Do not carry the pictures over; copy every other part of the entries exactly.
___
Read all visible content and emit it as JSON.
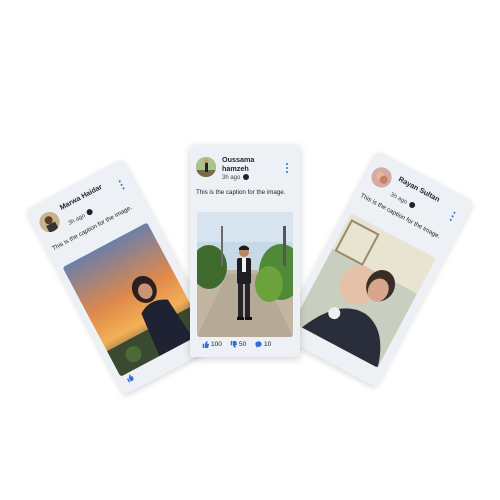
{
  "posts": {
    "left": {
      "author": "Marwa Haidar",
      "time": "3h ago",
      "caption": "This is the caption for the image."
    },
    "center": {
      "author": "Oussama hamzeh",
      "time": "3h ago",
      "caption": "This is the caption for the image.",
      "likes": "100",
      "dislikes": "50",
      "comments": "10"
    },
    "right": {
      "author": "Rayan Sultan",
      "time": "3h ago",
      "caption": "This is the caption for the image."
    }
  },
  "icons": {
    "visibility": "globe-icon",
    "menu": "more-vertical-icon",
    "like": "thumbs-up-icon",
    "dislike": "thumbs-down-icon",
    "comment": "comment-icon"
  },
  "colors": {
    "accent": "#2f6fd6",
    "card_bg": "#edf0f4",
    "page_bg": "#ffffff"
  }
}
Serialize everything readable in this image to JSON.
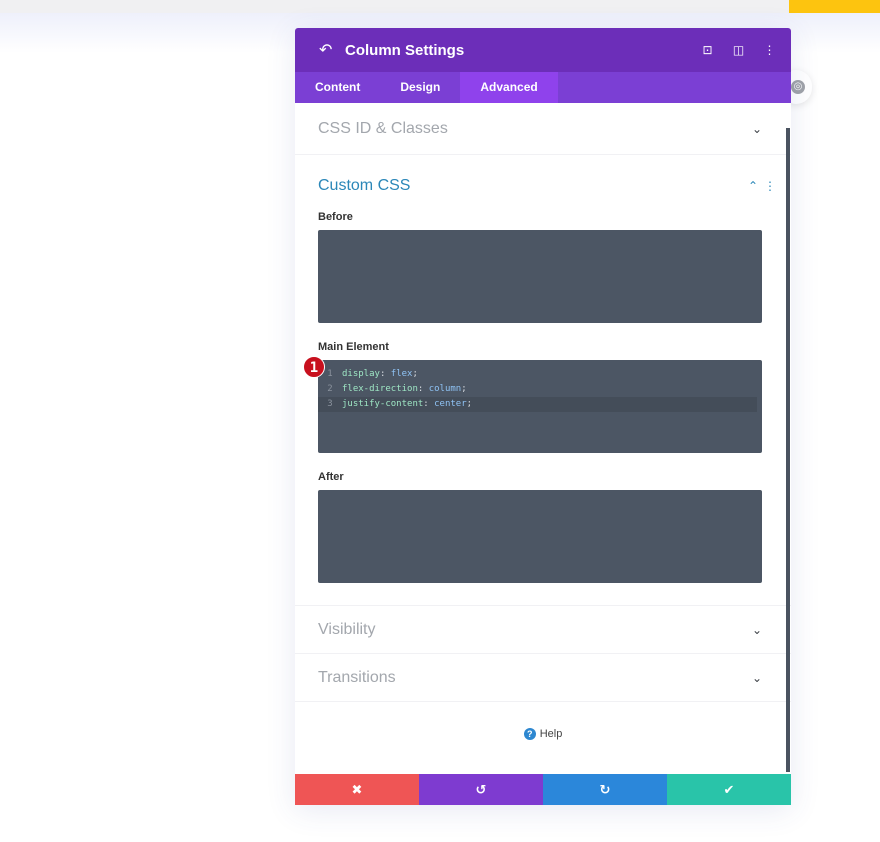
___
Solution:
Read all visible content and emit it as JSON.
{
  "posts": {
    "left": {
      "author": "Marwa Haidar",
      "time": "3h ago",
      "caption": "This is the caption for the image."
    },
    "center": {
      "author": "Oussama hamzeh",
      "time": "3h ago",
      "caption": "This is the caption for the image.",
      "likes": "100",
      "dislikes": "50",
      "comments": "10"
    },
    "right": {
      "author": "Rayan Sultan",
      "time": "3h ago",
      "caption": "This is the caption for the image."
    }
  },
  "icons": {
    "visibility": "globe-icon",
    "menu": "more-vertical-icon",
    "like": "thumbs-up-icon",
    "dislike": "thumbs-down-icon",
    "comment": "comment-icon"
  },
  "colors": {
    "accent": "#2f6fd6",
    "card_bg": "#edf0f4",
    "page_bg": "#ffffff"
  }
}
Serialize everything readable in this image to JSON.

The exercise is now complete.